▶ **Exercise**:
Write out the whole listing again, exactly as given.

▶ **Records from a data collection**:

---*---

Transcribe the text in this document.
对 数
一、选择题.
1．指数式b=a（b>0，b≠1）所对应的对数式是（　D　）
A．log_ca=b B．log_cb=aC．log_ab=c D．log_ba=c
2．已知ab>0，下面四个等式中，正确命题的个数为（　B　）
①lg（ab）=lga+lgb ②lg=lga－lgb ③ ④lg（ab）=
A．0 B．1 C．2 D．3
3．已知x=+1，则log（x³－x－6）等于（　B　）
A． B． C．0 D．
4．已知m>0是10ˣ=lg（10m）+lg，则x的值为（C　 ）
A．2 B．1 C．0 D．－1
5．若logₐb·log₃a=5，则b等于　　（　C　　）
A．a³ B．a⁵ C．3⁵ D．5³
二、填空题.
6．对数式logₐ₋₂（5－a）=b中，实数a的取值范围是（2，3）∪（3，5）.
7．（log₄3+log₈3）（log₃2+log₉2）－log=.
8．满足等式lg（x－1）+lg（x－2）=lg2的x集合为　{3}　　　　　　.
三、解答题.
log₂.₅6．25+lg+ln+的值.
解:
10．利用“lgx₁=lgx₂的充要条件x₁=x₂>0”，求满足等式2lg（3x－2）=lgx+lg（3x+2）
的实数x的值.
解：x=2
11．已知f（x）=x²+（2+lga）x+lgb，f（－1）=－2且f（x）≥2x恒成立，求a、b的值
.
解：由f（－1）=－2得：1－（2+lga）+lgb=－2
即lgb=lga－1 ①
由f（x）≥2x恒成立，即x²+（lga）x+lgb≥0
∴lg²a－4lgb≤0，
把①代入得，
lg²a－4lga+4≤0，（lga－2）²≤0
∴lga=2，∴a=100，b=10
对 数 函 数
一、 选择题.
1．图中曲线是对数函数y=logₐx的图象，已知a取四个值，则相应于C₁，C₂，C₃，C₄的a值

---*---

▶ **Response to the task**:
Transcribe the text in this document.
对 数
一、选择题.
1．指数式b=a（b>0，b≠1）所对应的对数式是（　D　）
A．log_ca=b B．log_cb=aC．log_ab=c D．log_ba=c
2．已知ab>0，下面四个等式中，正确命题的个数为（　B　）
①lg（ab）=lga+lgb ②lg=lga－lgb ③ ④lg（ab）=
A．0 B．1 C．2 D．3
3．已知x=+1，则log（x³－x－6）等于（　B　）
A． B． C．0 D．
4．已知m>0是10ˣ=lg（10m）+lg，则x的值为（C　 ）
A．2 B．1 C．0 D．－1
5．若logₐb·log₃a=5，则b等于　　（　C　　）
A．a³ B．a⁵ C．3⁵ D．5³
二、填空题.
6．对数式logₐ₋₂（5－a）=b中，实数a的取值范围是（2，3）∪（3，5）.
7．（log₄3+log₈3）（log₃2+log₉2）－log=.
8．满足等式lg（x－1）+lg（x－2）=lg2的x集合为　{3}　　　　　　.
三、解答题.
log₂.₅6．25+lg+ln+的值.
解:
10．利用“lgx₁=lgx₂的充要条件x₁=x₂>0”，求满足等式2lg（3x－2）=lgx+lg（3x+2）
的实数x的值.
解：x=2
11．已知f（x）=x²+（2+lga）x+lgb，f（－1）=－2且f（x）≥2x恒成立，求a、b的值
.
解：由f（－1）=－2得：1－（2+lga）+lgb=－2
即lgb=lga－1 ①
由f（x）≥2x恒成立，即x²+（lga）x+lgb≥0
∴lg²a－4lgb≤0，
把①代入得，
lg²a－4lga+4≤0，（lga－2）²≤0
∴lga=2，∴a=100，b=10
对 数 函 数
一、 选择题.
1．图中曲线是对数函数y=logₐx的图象，已知a取四个值，则相应于C₁，C₂，C₃，C₄的a值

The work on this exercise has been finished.